_Work instructions_. Look through the records and report how many lines include the word "this", with no other words.

_Material for the task_.
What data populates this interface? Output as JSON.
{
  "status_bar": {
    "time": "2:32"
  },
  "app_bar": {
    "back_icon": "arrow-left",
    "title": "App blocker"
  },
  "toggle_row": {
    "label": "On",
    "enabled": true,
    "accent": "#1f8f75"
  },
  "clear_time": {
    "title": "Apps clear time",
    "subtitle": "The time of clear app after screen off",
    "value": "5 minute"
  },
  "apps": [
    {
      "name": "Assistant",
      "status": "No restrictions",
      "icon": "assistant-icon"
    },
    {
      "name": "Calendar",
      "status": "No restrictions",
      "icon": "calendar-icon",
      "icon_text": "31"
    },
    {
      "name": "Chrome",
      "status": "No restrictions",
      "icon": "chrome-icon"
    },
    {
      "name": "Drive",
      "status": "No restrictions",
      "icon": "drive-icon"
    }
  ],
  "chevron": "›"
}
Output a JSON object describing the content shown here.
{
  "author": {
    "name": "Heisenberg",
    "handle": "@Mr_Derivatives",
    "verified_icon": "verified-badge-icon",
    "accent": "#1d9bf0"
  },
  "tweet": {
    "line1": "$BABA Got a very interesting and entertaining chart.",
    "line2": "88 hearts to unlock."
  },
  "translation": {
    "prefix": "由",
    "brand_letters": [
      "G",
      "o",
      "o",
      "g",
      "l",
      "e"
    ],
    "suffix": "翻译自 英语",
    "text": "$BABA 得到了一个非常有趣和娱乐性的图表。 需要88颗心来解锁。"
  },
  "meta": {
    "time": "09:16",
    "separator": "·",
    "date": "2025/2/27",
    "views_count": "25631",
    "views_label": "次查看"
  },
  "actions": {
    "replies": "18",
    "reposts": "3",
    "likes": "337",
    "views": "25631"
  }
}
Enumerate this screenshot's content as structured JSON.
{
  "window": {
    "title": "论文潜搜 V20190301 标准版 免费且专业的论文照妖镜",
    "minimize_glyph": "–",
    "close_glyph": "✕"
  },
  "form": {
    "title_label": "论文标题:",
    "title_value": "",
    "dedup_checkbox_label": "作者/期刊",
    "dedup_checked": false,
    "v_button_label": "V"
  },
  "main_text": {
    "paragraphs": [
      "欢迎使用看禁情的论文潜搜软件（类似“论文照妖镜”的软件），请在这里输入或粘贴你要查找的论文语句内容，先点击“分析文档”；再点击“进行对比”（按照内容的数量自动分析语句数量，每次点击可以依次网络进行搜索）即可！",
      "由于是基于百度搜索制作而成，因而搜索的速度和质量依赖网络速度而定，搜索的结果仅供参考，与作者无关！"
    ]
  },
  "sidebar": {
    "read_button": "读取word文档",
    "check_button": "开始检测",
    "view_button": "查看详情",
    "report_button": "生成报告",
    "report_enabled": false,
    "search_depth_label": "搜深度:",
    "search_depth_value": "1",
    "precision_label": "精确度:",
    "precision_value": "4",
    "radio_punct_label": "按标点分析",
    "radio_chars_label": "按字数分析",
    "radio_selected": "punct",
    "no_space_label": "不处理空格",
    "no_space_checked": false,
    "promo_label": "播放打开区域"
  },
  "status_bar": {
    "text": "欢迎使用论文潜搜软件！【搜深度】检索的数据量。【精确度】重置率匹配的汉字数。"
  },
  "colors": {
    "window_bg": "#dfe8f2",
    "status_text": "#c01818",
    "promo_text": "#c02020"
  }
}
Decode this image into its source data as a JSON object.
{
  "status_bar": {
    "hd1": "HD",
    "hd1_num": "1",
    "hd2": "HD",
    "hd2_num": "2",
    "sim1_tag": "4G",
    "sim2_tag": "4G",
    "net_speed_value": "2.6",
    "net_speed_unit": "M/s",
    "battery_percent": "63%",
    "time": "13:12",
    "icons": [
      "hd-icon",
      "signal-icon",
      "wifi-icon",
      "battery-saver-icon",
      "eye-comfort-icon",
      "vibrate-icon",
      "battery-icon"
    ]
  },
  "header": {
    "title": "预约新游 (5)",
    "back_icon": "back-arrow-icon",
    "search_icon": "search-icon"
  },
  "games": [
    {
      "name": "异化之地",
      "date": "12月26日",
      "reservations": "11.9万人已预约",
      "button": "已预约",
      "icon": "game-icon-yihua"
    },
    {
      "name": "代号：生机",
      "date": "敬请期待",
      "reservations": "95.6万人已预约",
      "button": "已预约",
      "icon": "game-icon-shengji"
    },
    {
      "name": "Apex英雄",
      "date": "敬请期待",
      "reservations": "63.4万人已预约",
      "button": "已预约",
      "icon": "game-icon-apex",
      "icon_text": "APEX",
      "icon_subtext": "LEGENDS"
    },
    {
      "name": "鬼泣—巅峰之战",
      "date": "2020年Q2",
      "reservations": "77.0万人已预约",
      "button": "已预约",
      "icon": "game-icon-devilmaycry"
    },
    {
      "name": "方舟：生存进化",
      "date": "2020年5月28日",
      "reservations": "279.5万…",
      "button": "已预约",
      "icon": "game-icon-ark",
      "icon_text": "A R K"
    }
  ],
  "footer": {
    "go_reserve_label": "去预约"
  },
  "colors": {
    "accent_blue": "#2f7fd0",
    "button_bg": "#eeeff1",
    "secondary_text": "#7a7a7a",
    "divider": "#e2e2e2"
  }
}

_Answer to the problem_. 3